What to produce:
Your job is to restate each entry word for word.

Given data:
┄┄┄┄┄┄┄┄┄┄┄┄┄┄┄┄┄┄┄┄
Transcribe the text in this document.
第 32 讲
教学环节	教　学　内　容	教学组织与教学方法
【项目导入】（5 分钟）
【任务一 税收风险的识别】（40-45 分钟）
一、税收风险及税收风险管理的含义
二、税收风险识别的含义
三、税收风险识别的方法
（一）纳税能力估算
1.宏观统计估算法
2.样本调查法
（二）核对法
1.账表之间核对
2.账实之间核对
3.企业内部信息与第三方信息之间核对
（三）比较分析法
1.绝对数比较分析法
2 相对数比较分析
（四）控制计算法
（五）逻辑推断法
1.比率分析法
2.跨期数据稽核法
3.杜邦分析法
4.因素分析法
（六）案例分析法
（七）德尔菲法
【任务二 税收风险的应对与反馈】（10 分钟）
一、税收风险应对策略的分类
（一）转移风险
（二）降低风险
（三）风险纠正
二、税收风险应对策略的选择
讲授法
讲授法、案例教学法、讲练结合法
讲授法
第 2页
┄┄┄┄┄┄┄┄┄┄┄┄┄┄┄┄┄┄┄┄
Expected answer:
Transcribe the text in this document.
第 32 讲
教学环节	教　学　内　容	教学组织与教学方法
【项目导入】（5 分钟）
【任务一 税收风险的识别】（40-45 分钟）
一、税收风险及税收风险管理的含义
二、税收风险识别的含义
三、税收风险识别的方法
（一）纳税能力估算
1.宏观统计估算法
2.样本调查法
（二）核对法
1.账表之间核对
2.账实之间核对
3.企业内部信息与第三方信息之间核对
（三）比较分析法
1.绝对数比较分析法
2 相对数比较分析
（四）控制计算法
（五）逻辑推断法
1.比率分析法
2.跨期数据稽核法
3.杜邦分析法
4.因素分析法
（六）案例分析法
（七）德尔菲法
【任务二 税收风险的应对与反馈】（10 分钟）
一、税收风险应对策略的分类
（一）转移风险
（二）降低风险
（三）风险纠正
二、税收风险应对策略的选择
讲授法
讲授法、案例教学法、讲练结合法
讲授法
第 2页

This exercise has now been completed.